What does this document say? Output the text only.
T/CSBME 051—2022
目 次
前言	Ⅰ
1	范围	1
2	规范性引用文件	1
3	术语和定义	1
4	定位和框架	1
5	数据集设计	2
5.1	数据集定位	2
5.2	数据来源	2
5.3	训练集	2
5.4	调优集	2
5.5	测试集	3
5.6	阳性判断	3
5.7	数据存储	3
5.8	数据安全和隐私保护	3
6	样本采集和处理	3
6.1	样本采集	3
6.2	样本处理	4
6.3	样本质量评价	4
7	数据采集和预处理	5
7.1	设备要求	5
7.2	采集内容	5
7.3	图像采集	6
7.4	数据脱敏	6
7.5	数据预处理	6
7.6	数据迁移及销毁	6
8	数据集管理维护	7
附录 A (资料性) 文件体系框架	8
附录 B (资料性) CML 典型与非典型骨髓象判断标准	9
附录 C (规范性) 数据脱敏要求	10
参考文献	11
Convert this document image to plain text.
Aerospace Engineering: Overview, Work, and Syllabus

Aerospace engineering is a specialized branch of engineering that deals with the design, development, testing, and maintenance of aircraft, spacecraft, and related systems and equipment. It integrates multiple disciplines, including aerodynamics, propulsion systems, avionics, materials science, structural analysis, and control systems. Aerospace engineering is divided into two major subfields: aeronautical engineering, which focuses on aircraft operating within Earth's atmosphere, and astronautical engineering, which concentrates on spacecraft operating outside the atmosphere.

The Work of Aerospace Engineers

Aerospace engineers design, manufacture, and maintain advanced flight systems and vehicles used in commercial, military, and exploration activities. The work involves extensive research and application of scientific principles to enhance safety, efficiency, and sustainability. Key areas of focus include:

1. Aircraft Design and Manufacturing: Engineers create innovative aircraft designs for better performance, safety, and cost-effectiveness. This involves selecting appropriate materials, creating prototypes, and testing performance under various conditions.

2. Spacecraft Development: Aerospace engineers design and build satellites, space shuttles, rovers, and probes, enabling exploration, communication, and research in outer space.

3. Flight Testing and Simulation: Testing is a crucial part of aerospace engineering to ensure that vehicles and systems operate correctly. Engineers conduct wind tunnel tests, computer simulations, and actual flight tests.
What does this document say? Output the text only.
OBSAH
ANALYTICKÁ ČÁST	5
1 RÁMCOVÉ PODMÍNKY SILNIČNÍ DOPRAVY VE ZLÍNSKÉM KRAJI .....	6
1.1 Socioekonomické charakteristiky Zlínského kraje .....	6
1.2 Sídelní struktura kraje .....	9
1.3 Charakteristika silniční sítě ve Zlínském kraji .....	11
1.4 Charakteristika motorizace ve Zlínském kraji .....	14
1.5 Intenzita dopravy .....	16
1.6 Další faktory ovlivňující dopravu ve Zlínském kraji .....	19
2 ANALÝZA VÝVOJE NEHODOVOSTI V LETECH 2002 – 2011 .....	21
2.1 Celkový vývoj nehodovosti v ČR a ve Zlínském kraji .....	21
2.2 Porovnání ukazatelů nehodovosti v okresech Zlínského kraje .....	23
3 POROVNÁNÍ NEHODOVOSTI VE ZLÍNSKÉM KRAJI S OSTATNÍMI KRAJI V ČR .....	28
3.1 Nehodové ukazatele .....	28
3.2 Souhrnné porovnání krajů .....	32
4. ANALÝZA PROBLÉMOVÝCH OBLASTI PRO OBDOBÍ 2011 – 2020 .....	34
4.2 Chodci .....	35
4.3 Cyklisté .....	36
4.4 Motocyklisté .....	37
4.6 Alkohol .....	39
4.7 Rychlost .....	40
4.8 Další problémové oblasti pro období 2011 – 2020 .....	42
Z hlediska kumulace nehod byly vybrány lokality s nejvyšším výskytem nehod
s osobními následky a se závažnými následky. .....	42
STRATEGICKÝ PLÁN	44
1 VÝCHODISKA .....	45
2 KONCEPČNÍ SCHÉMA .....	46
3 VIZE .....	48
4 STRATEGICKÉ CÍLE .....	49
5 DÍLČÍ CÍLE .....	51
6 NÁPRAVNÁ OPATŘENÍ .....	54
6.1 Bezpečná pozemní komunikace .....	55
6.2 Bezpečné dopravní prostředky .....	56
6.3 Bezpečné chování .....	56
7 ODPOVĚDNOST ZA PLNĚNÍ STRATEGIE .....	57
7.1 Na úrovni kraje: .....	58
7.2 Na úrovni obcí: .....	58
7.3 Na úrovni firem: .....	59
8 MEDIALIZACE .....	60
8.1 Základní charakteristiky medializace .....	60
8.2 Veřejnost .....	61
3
● ● ● ● ● ● ●
What count of lines in the listing contain the word "that"? Reply with the number only.

2